**GIVEN INSTRUCTION**
Skip every image and restate the data word for word.

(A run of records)
begin

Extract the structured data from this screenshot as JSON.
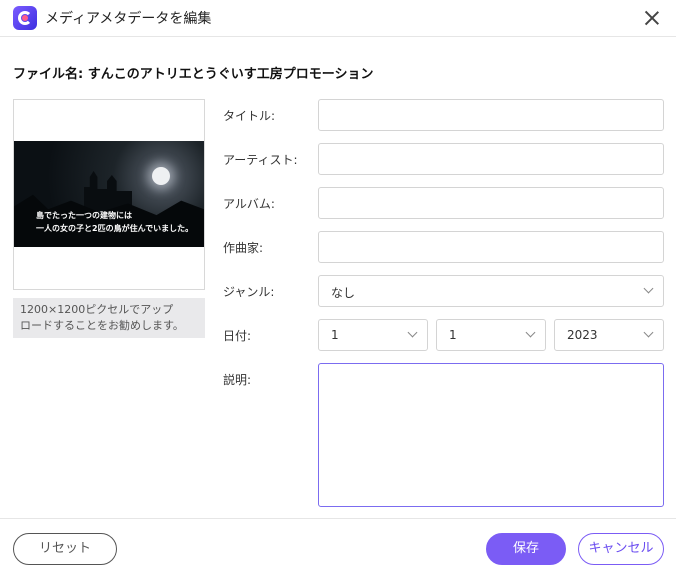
{
  "window": {
    "title": "メディアメタデータを編集"
  },
  "file": {
    "name_line": "ファイル名: すんこのアトリエとうぐいす工房プロモーション"
  },
  "preview": {
    "subtitle_line1": "島でたった一つの建物には",
    "subtitle_line2": "一人の女の子と2匹の鳥が住んでいました。",
    "hint_line1": "1200×1200ピクセルでアップ",
    "hint_line2": "ロードすることをお勧めします。"
  },
  "fields": {
    "title_label": "タイトル:",
    "title_value": "",
    "artist_label": "アーティスト:",
    "artist_value": "",
    "album_label": "アルバム:",
    "album_value": "",
    "composer_label": "作曲家:",
    "composer_value": "",
    "genre_label": "ジャンル:",
    "genre_value": "なし",
    "date_label": "日付:",
    "date_month": "1",
    "date_day": "1",
    "date_year": "2023",
    "description_label": "説明:",
    "description_value": ""
  },
  "buttons": {
    "reset": "リセット",
    "save": "保存",
    "cancel": "キャンセル"
  },
  "colors": {
    "accent": "#7b5cf5",
    "hint_bg": "#e9e9eb",
    "border": "#d4d4d4"
  }
}
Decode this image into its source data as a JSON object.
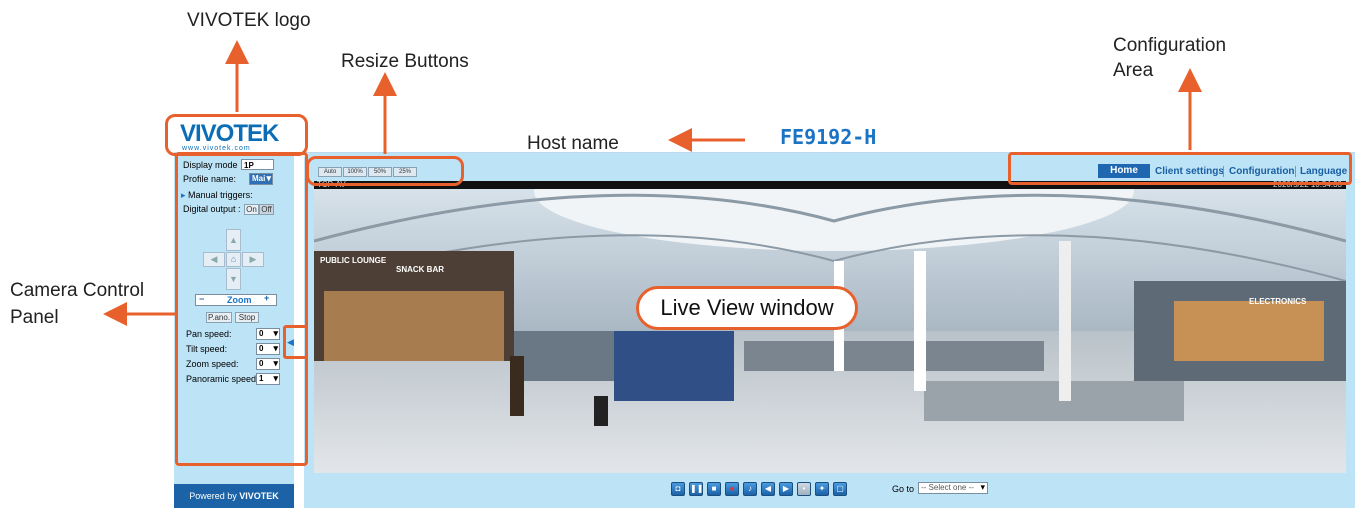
{
  "annotations": {
    "logo": "VIVOTEK logo",
    "resize": "Resize Buttons",
    "config_line1": "Configuration",
    "config_line2": "Area",
    "host": "Host name",
    "camera_line1": "Camera Control",
    "camera_line2": "Panel",
    "live_view": "Live View window"
  },
  "brand": {
    "logo_text": "VIVOTEK",
    "logo_sub": "www.vivotek.com",
    "footer_prefix": "Powered by",
    "footer_logo": "VIVOTEK"
  },
  "host_name": "FE9192-H",
  "left_panel": {
    "display_mode_label": "Display mode",
    "display_mode_value": "1P",
    "profile_label": "Profile name:",
    "profile_value": "Mai",
    "manual_triggers": "Manual triggers:",
    "digital_output_label": "Digital output :",
    "on_label": "On",
    "off_label": "Off",
    "zoom_label": "Zoom",
    "zoom_minus": "−",
    "zoom_plus": "+",
    "pano_button": "P.ano.",
    "stop_button": "Stop",
    "pan_speed_label": "Pan speed:",
    "pan_speed_value": "0",
    "tilt_speed_label": "Tilt speed:",
    "tilt_speed_value": "0",
    "zoom_speed_label": "Zoom speed:",
    "zoom_speed_value": "0",
    "panoramic_speed_label": "Panoramic speed:",
    "panoramic_speed_value": "1"
  },
  "resize_buttons": [
    "Auto",
    "100%",
    "50%",
    "25%"
  ],
  "nav": {
    "home": "Home",
    "client_settings": "Client settings",
    "configuration": "Configuration",
    "language": "Language"
  },
  "live_view": {
    "protocol": "TCP-AV",
    "timestamp": "2020/5/22 10:54:33",
    "signs": [
      "PUBLIC LOUNGE",
      "SNACK BAR",
      "ELECTRONICS"
    ]
  },
  "toolbar": {
    "icons": [
      "snapshot-icon",
      "pause-icon",
      "stop-icon",
      "record-icon",
      "volume-icon",
      "speaker-icon",
      "talk-icon",
      "mute-icon",
      "ptz-icon",
      "fullscreen-icon"
    ],
    "goto_label": "Go to",
    "goto_placeholder": "-- Select one --"
  },
  "colors": {
    "accent": "#e8602c",
    "panel_bg": "#bde3f6",
    "brand_blue": "#1a73c4",
    "nav_home_bg": "#1f67b1"
  }
}
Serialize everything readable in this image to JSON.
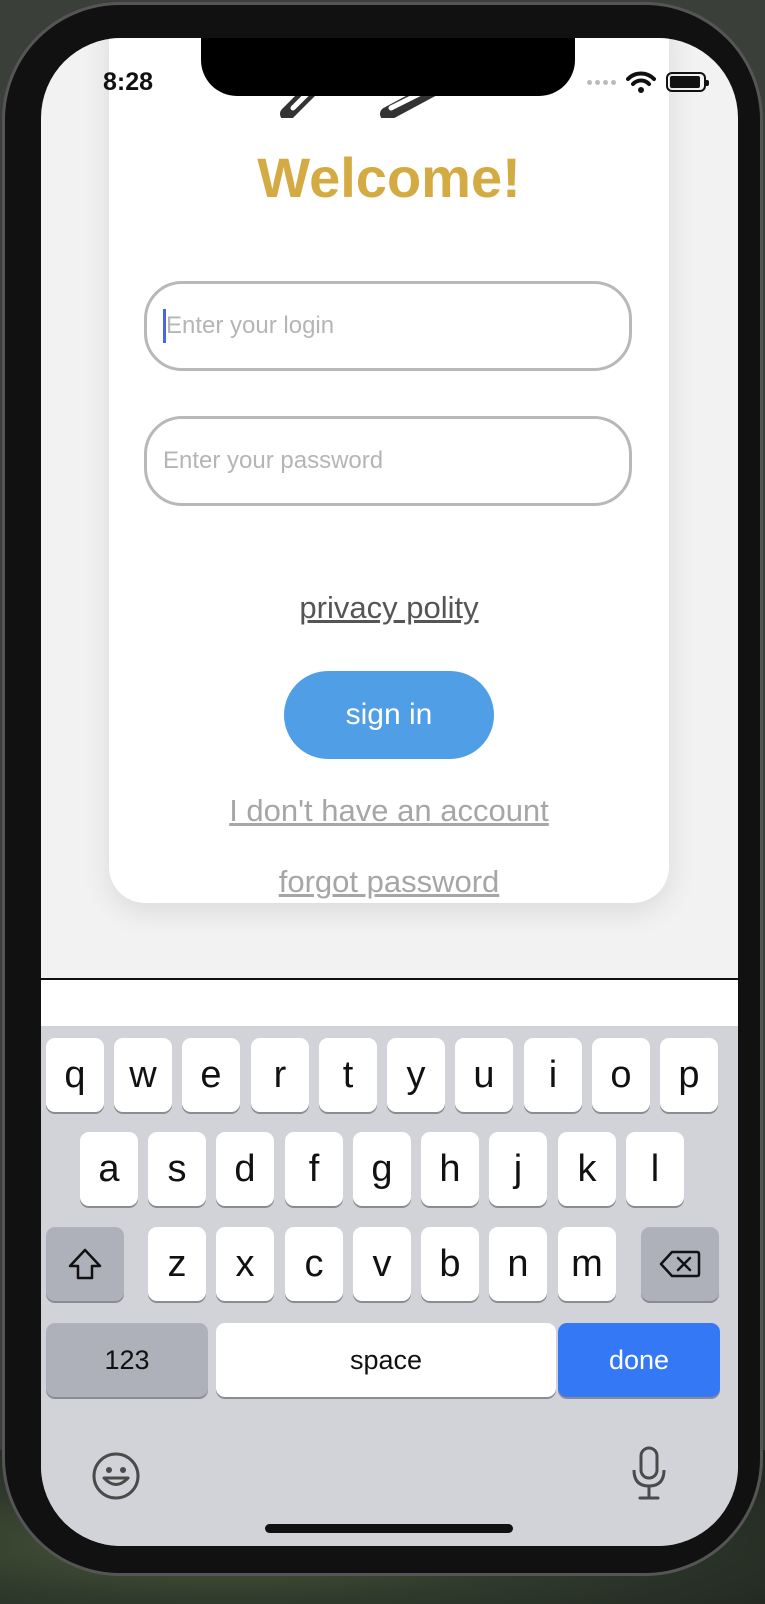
{
  "status": {
    "time": "8:28"
  },
  "card": {
    "title": "Welcome!",
    "login_placeholder": "Enter your login",
    "password_placeholder": "Enter your password",
    "privacy_link": "privacy polity",
    "signin_label": "sign in",
    "no_account_link": "I don't have an account",
    "forgot_link": "forgot password"
  },
  "colors": {
    "title": "#d4aa43",
    "signin_button": "#4f9ee6",
    "done_key": "#3478f6"
  },
  "keyboard": {
    "row1": [
      "q",
      "w",
      "e",
      "r",
      "t",
      "y",
      "u",
      "i",
      "o",
      "p"
    ],
    "row2": [
      "a",
      "s",
      "d",
      "f",
      "g",
      "h",
      "j",
      "k",
      "l"
    ],
    "row3": [
      "z",
      "x",
      "c",
      "v",
      "b",
      "n",
      "m"
    ],
    "numbers_key": "123",
    "space_key": "space",
    "done_key": "done",
    "icons": [
      "shift-icon",
      "delete-icon",
      "emoji-icon",
      "microphone-icon"
    ]
  }
}
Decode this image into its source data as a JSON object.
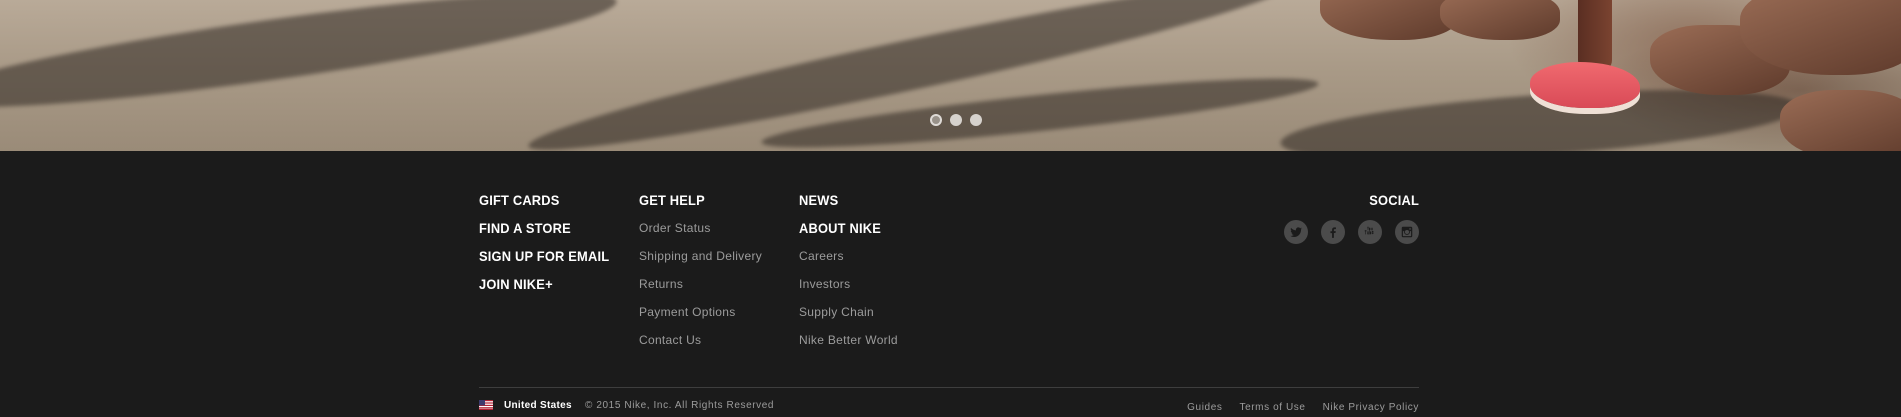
{
  "hero": {
    "carousel_slides": 3,
    "active_slide": 1
  },
  "footer": {
    "col1": [
      "GIFT CARDS",
      "FIND A STORE",
      "SIGN UP FOR EMAIL",
      "JOIN NIKE+"
    ],
    "col2": {
      "heading": "GET HELP",
      "links": [
        "Order Status",
        "Shipping and Delivery",
        "Returns",
        "Payment Options",
        "Contact Us"
      ]
    },
    "col3": {
      "heading1": "NEWS",
      "heading2": "ABOUT NIKE",
      "links": [
        "Careers",
        "Investors",
        "Supply Chain",
        "Nike Better World"
      ]
    },
    "social": {
      "heading": "SOCIAL",
      "icons": [
        "twitter-icon",
        "facebook-icon",
        "youtube-icon",
        "instagram-icon"
      ]
    },
    "bottom": {
      "country": "United States",
      "copyright": "© 2015 Nike, Inc. All Rights Reserved",
      "legal": [
        "Guides",
        "Terms of Use",
        "Nike Privacy Policy"
      ]
    }
  },
  "colors": {
    "footer_bg": "#1b1b1b",
    "heading": "#ffffff",
    "link": "#9c9c9c",
    "social_icon": "#4b4b4b"
  }
}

end

**RESULT OF THIS EXERCISE**
Extract the structured data from this screenshot as JSON.
{
  "window": {
    "title": "メディアメタデータを編集"
  },
  "file": {
    "name_line": "ファイル名: すんこのアトリエとうぐいす工房プロモーション"
  },
  "preview": {
    "subtitle_line1": "島でたった一つの建物には",
    "subtitle_line2": "一人の女の子と2匹の鳥が住んでいました。",
    "hint_line1": "1200×1200ピクセルでアップ",
    "hint_line2": "ロードすることをお勧めします。"
  },
  "fields": {
    "title_label": "タイトル:",
    "title_value": "",
    "artist_label": "アーティスト:",
    "artist_value": "",
    "album_label": "アルバム:",
    "album_value": "",
    "composer_label": "作曲家:",
    "composer_value": "",
    "genre_label": "ジャンル:",
    "genre_value": "なし",
    "date_label": "日付:",
    "date_month": "1",
    "date_day": "1",
    "date_year": "2023",
    "description_label": "説明:",
    "description_value": ""
  },
  "buttons": {
    "reset": "リセット",
    "save": "保存",
    "cancel": "キャンセル"
  },
  "colors": {
    "accent": "#7b5cf5",
    "hint_bg": "#e9e9eb",
    "border": "#d4d4d4"
  }
}
Decode this image into its source data as a JSON object.
{
  "annotations": {
    "logo": "VIVOTEK logo",
    "resize": "Resize Buttons",
    "config_line1": "Configuration",
    "config_line2": "Area",
    "host": "Host name",
    "camera_line1": "Camera Control",
    "camera_line2": "Panel",
    "live_view": "Live View window"
  },
  "brand": {
    "logo_text": "VIVOTEK",
    "logo_sub": "www.vivotek.com",
    "footer_prefix": "Powered by",
    "footer_logo": "VIVOTEK"
  },
  "host_name": "FE9192-H",
  "left_panel": {
    "display_mode_label": "Display mode",
    "display_mode_value": "1P",
    "profile_label": "Profile name:",
    "profile_value": "Mai",
    "manual_triggers": "Manual triggers:",
    "digital_output_label": "Digital output :",
    "on_label": "On",
    "off_label": "Off",
    "zoom_label": "Zoom",
    "zoom_minus": "−",
    "zoom_plus": "+",
    "pano_button": "P.ano.",
    "stop_button": "Stop",
    "pan_speed_label": "Pan speed:",
    "pan_speed_value": "0",
    "tilt_speed_label": "Tilt speed:",
    "tilt_speed_value": "0",
    "zoom_speed_label": "Zoom speed:",
    "zoom_speed_value": "0",
    "panoramic_speed_label": "Panoramic speed:",
    "panoramic_speed_value": "1"
  },
  "resize_buttons": [
    "Auto",
    "100%",
    "50%",
    "25%"
  ],
  "nav": {
    "home": "Home",
    "client_settings": "Client settings",
    "configuration": "Configuration",
    "language": "Language"
  },
  "live_view": {
    "protocol": "TCP-AV",
    "timestamp": "2020/5/22 10:54:33",
    "signs": [
      "PUBLIC LOUNGE",
      "SNACK BAR",
      "ELECTRONICS"
    ]
  },
  "toolbar": {
    "icons": [
      "snapshot-icon",
      "pause-icon",
      "stop-icon",
      "record-icon",
      "volume-icon",
      "speaker-icon",
      "talk-icon",
      "mute-icon",
      "ptz-icon",
      "fullscreen-icon"
    ],
    "goto_label": "Go to",
    "goto_placeholder": "-- Select one --"
  },
  "colors": {
    "accent": "#e8602c",
    "panel_bg": "#bde3f6",
    "brand_blue": "#1a73c4",
    "nav_home_bg": "#1f67b1"
  }
}
Serialize everything readable in this image to JSON.
{
  "status": {
    "time": "8:28"
  },
  "card": {
    "title": "Welcome!",
    "login_placeholder": "Enter your login",
    "password_placeholder": "Enter your password",
    "privacy_link": "privacy polity",
    "signin_label": "sign in",
    "no_account_link": "I don't have an account",
    "forgot_link": "forgot password"
  },
  "colors": {
    "title": "#d4aa43",
    "signin_button": "#4f9ee6",
    "done_key": "#3478f6"
  },
  "keyboard": {
    "row1": [
      "q",
      "w",
      "e",
      "r",
      "t",
      "y",
      "u",
      "i",
      "o",
      "p"
    ],
    "row2": [
      "a",
      "s",
      "d",
      "f",
      "g",
      "h",
      "j",
      "k",
      "l"
    ],
    "row3": [
      "z",
      "x",
      "c",
      "v",
      "b",
      "n",
      "m"
    ],
    "numbers_key": "123",
    "space_key": "space",
    "done_key": "done",
    "icons": [
      "shift-icon",
      "delete-icon",
      "emoji-icon",
      "microphone-icon"
    ]
  }
}
Decode this image into its source data as a JSON object.
{
  "hero": {
    "carousel_slides": 3,
    "active_slide": 1
  },
  "footer": {
    "col1": [
      "GIFT CARDS",
      "FIND A STORE",
      "SIGN UP FOR EMAIL",
      "JOIN NIKE+"
    ],
    "col2": {
      "heading": "GET HELP",
      "links": [
        "Order Status",
        "Shipping and Delivery",
        "Returns",
        "Payment Options",
        "Contact Us"
      ]
    },
    "col3": {
      "heading1": "NEWS",
      "heading2": "ABOUT NIKE",
      "links": [
        "Careers",
        "Investors",
        "Supply Chain",
        "Nike Better World"
      ]
    },
    "social": {
      "heading": "SOCIAL",
      "icons": [
        "twitter-icon",
        "facebook-icon",
        "youtube-icon",
        "instagram-icon"
      ]
    },
    "bottom": {
      "country": "United States",
      "copyright": "© 2015 Nike, Inc. All Rights Reserved",
      "legal": [
        "Guides",
        "Terms of Use",
        "Nike Privacy Policy"
      ]
    }
  },
  "colors": {
    "footer_bg": "#1b1b1b",
    "heading": "#ffffff",
    "link": "#9c9c9c",
    "social_icon": "#4b4b4b"
  }
}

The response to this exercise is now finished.